*Goal*
Provide the number of lines containing the word "page", and nothing else.
--- START The input ---
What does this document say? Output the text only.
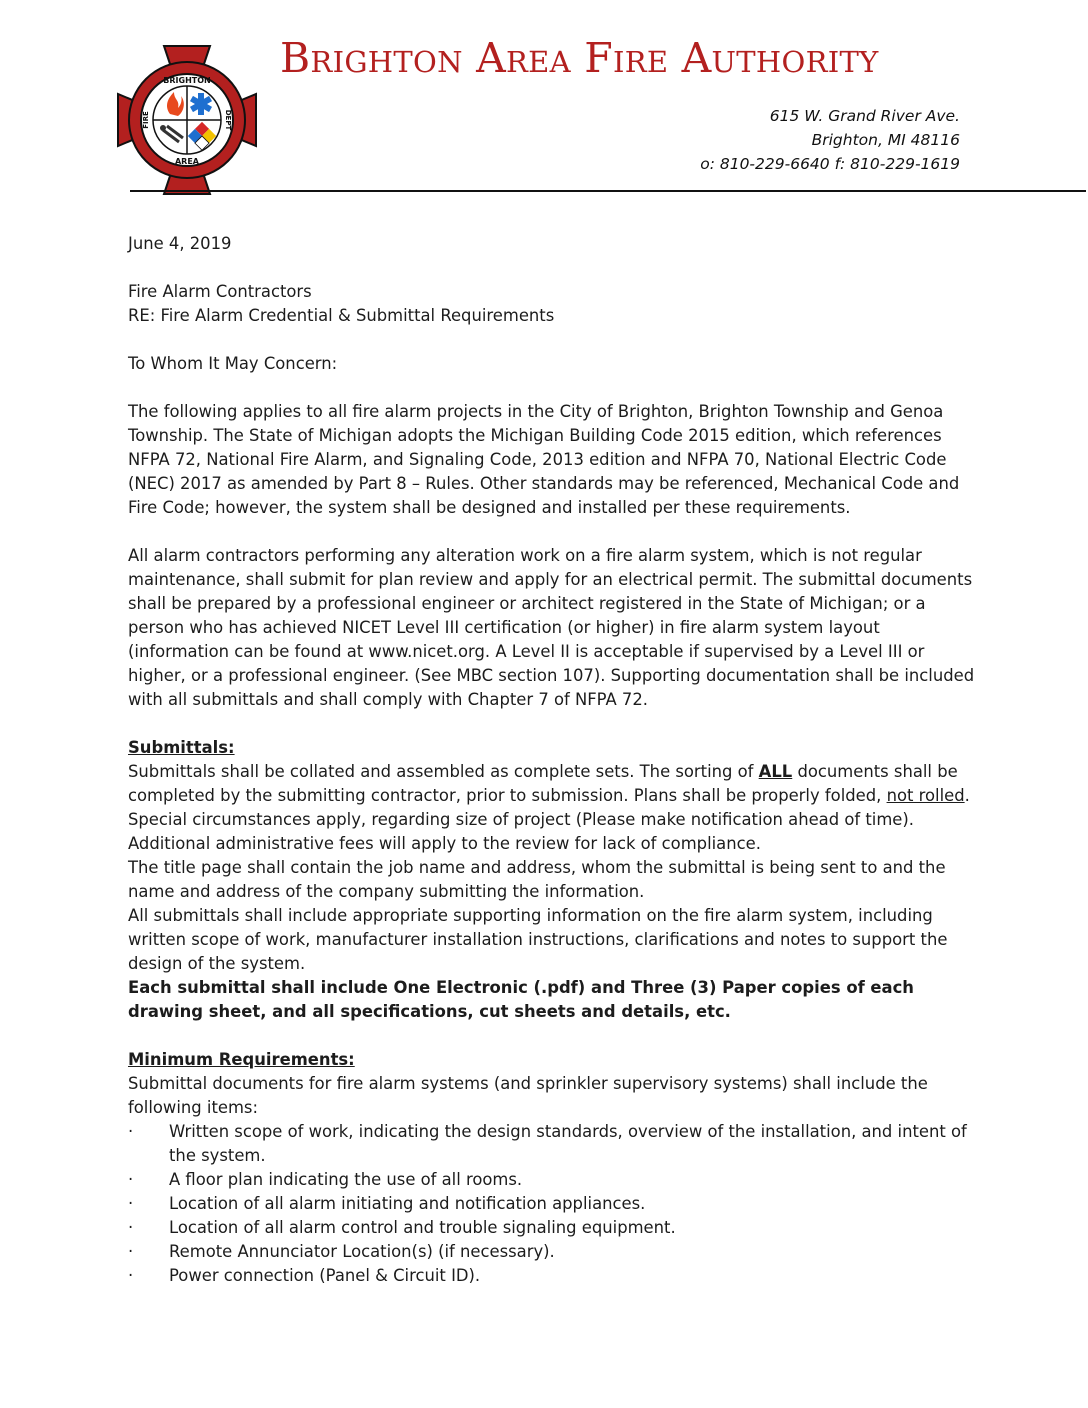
BRIGHTON
AREA
FIRE	DEPT
Brighton Area Fire Authority
615 W. Grand River Ave.
Brighton, MI 48116
o: 810-229-6640 f: 810-229-1619

June 4, 2019

Fire Alarm Contractors

RE: Fire Alarm Credential & Submittal Requirements

To Whom It May Concern:

The following applies to all fire alarm projects in the City of Brighton, Brighton Township and Genoa Township. The State of Michigan adopts the Michigan Building Code 2015 edition, which references NFPA 72, National Fire Alarm, and Signaling Code, 2013 edition and NFPA 70, National Electric Code (NEC) 2017 as amended by Part 8 – Rules. Other standards may be referenced, Mechanical Code and Fire Code; however, the system shall be designed and installed per these requirements.

All alarm contractors performing any alteration work on a fire alarm system, which is not regular maintenance, shall submit for plan review and apply for an electrical permit. The submittal documents shall be prepared by a professional engineer or architect registered in the State of Michigan; or a person who has achieved NICET Level III certification (or higher) in fire alarm system layout (information can be found at www.nicet.org. A Level II is acceptable if supervised by a Level III or higher, or a professional engineer. (See MBC section 107). Supporting documentation shall be included with all submittals and shall comply with Chapter 7 of NFPA 72.

Submittals:

Submittals shall be collated and assembled as complete sets. The sorting of ALL documents shall be completed by the submitting contractor, prior to submission. Plans shall be properly folded, not rolled. Special circumstances apply, regarding size of project (Please make notification ahead of time). Additional administrative fees will apply to the review for lack of compliance.

The title page shall contain the job name and address, whom the submittal is being sent to and the name and address of the company submitting the information.

All submittals shall include appropriate supporting information on the fire alarm system, including written scope of work, manufacturer installation instructions, clarifications and notes to support the design of the system.

Each submittal shall include One Electronic (.pdf) and Three (3) Paper copies of each drawing sheet, and all specifications, cut sheets and details, etc.

Minimum Requirements:

Submittal documents for fire alarm systems (and sprinkler supervisory systems) shall include the following items:

· Written scope of work, indicating the design standards, overview of the installation, and intent of the system.

· A floor plan indicating the use of all rooms.

· Location of all alarm initiating and notification appliances.

· Location of all alarm control and trouble signaling equipment.

· Remote Annunciator Location(s) (if necessary).

· Power connection (Panel & Circuit ID).
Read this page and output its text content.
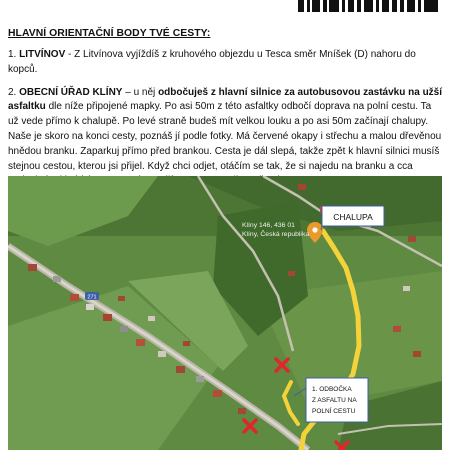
HLAVNÍ ORIENTAČNÍ BODY TVÉ CESTY:

1. LITVÍNOV - Z Litvínova vyjíždíš z kruhového objezdu u Tesca směr Mníšek (D) nahoru do kopců.

2. OBECNÍ ÚŘAD KLÍNY – u něj odbočuješ z hlavní silnice za autobusovou zastávku na užší asfaltku dle níže připojené mapky. Po asi 50m z této asfaltky odbočí doprava na polní cestu. Ta už vede přímo k chalupě. Po levé straně budeš mít velkou louku a po asi 50m začínají chalupy. Naše je skoro na konci cesty, poznáš jí podle fotky. Má červené okapy i střechu a malou dřevěnou hnědou branku. Zaparkuj přímo před brankou. Cesta je dál slepá, takže zpět k hlavní silnici musíš stejnou cestou, kterou jsi přijel. Když chci odjet, otáčím se tak, že si najedu na branku a cca

271
Klíny 146, 436 01
Klíny, Česká republika
CHALUPA
1. ODBOČKA
Z ASFALTU NA
POLNÍ CESTU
--- END The input ---
*Solution to the problem*
2